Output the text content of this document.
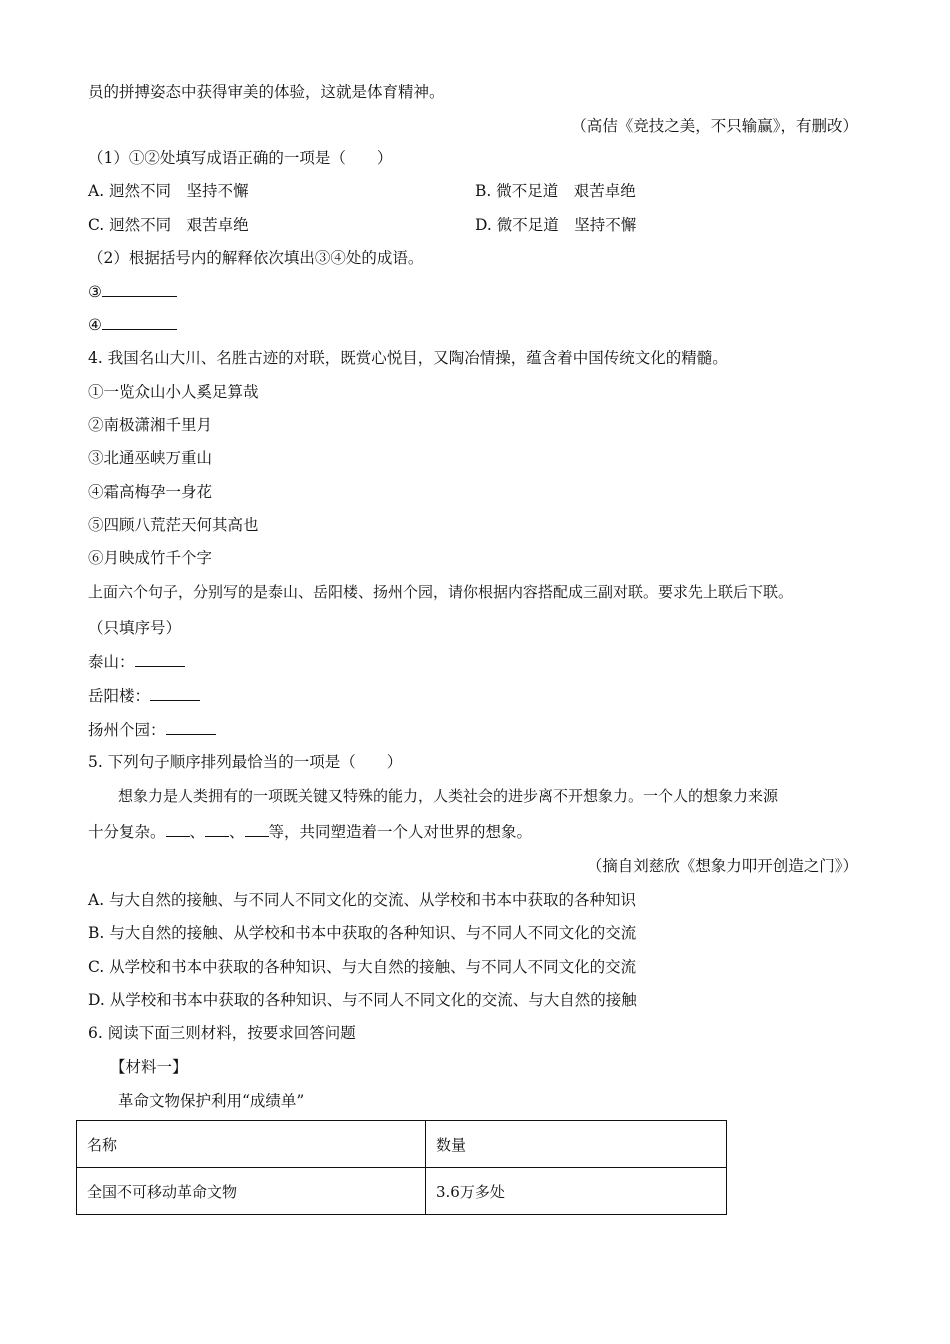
员的拼搏姿态中获得审美的体验，这就是体育精神。
（高佶《竞技之美，不只输赢》，有删改）
（1）①②处填写成语正确的一项是（　　）
A. 迥然不同　坚持不懈	B. 微不足道　艰苦卓绝
C. 迥然不同　艰苦卓绝	D. 微不足道　坚持不懈
（2）根据括号内的解释依次填出③④处的成语。
③
④
4. 我国名山大川、名胜古迹的对联，既赏心悦目，又陶冶情操，蕴含着中国传统文化的精髓。
①一览众山小人奚足算哉
②南极潇湘千里月
③北通巫峡万重山
④霜高梅孕一身花
⑤四顾八荒茫天何其高也
⑥月映成竹千个字
上面六个句子，分别写的是泰山、岳阳楼、扬州个园，请你根据内容搭配成三副对联。要求先上联后下联。
（只填序号）
泰山：
岳阳楼：
扬州个园：
5. 下列句子顺序排列最恰当的一项是（　　）
想象力是人类拥有的一项既关键又特殊的能力，人类社会的进步离不开想象力。一个人的想象力来源
十分复杂。 、 、 等，共同塑造着一个人对世界的想象。
（摘自刘慈欣《想象力叩开创造之门》）
A. 与大自然的接触、与不同人不同文化的交流、从学校和书本中获取的各种知识
B. 与大自然的接触、从学校和书本中获取的各种知识、与不同人不同文化的交流
C. 从学校和书本中获取的各种知识、与大自然的接触、与不同人不同文化的交流
D. 从学校和书本中获取的各种知识、与不同人不同文化的交流、与大自然的接触
6. 阅读下面三则材料，按要求回答问题
【材料一】
革命文物保护利用“成绩单”
名称	数量
全国不可移动革命文物	3.6万多处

— Task requirements —
Spot every line that holds "坚持不懈" and copy it.

— The solution —
A. 迥然不同　坚持不懈	B. 微不足道　艰苦卓绝
C. 迥然不同　艰苦卓绝	D. 微不足道　坚持不懈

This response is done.